TASK GOAL:
Search the records below for the word "xticks". Pull out each line that has it.

INPUT FOR THIS TASK:
-------
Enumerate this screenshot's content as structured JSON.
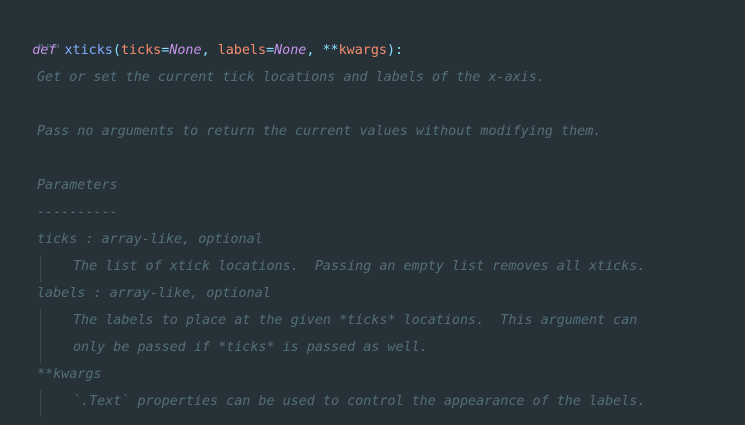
{
  "code": {
    "def_keyword": "def",
    "function_name": "xticks",
    "open_paren": "(",
    "param1_name": "ticks",
    "equals1": "=",
    "param1_default": "None",
    "comma1": ",",
    "param2_name": "labels",
    "equals2": "=",
    "param2_default": "None",
    "comma2": ",",
    "kwargs_stars": "**",
    "kwargs_name": "kwargs",
    "close_sig": "):"
  },
  "docstring": {
    "open_quotes": "\"\"\"",
    "summary": "Get or set the current tick locations and labels of the x-axis.",
    "description": "Pass no arguments to return the current values without modifying them.",
    "parameters_heading": "Parameters",
    "parameters_underline": "----------",
    "ticks_signature": "ticks : array-like, optional",
    "ticks_description": "The list of xtick locations.  Passing an empty list removes all xticks.",
    "labels_signature": "labels : array-like, optional",
    "labels_description_1": "The labels to place at the given *ticks* locations.  This argument can",
    "labels_description_2": "only be passed if *ticks* is passed as well.",
    "kwargs_signature": "**kwargs",
    "kwargs_description": "`.Text` properties can be used to control the appearance of the labels."
  },
  "colors": {
    "background": "#263238",
    "keyword": "#c792ea",
    "function": "#82aaff",
    "punctuation": "#89ddff",
    "parameter": "#f78c6c",
    "comment": "#546e7a"
  }
}
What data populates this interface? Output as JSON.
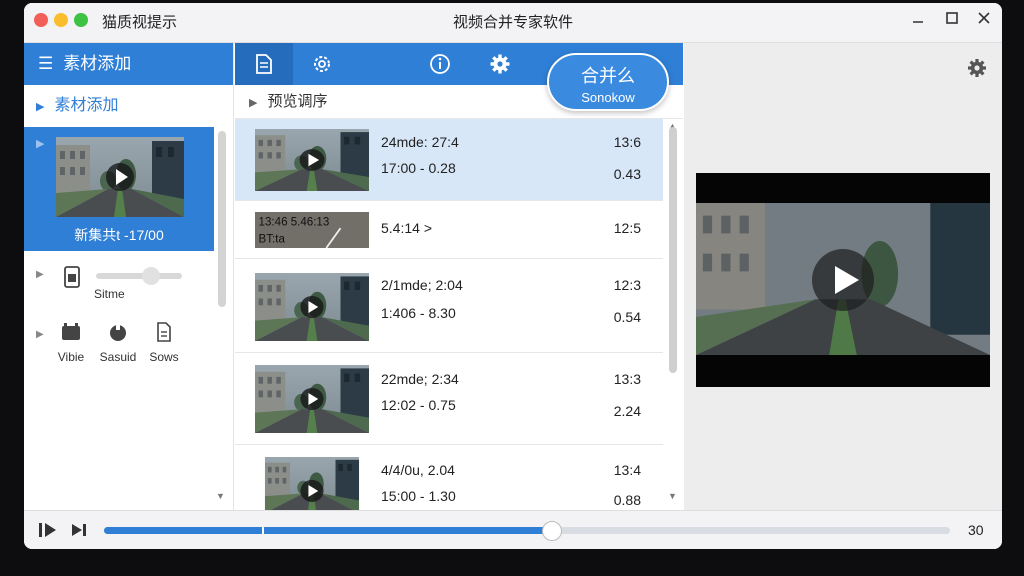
-------
ANSWER BELOW:
    "function_name": "xticks",
    "ticks_description": "The list of xtick locations.  Passing an empty list removes all xticks.",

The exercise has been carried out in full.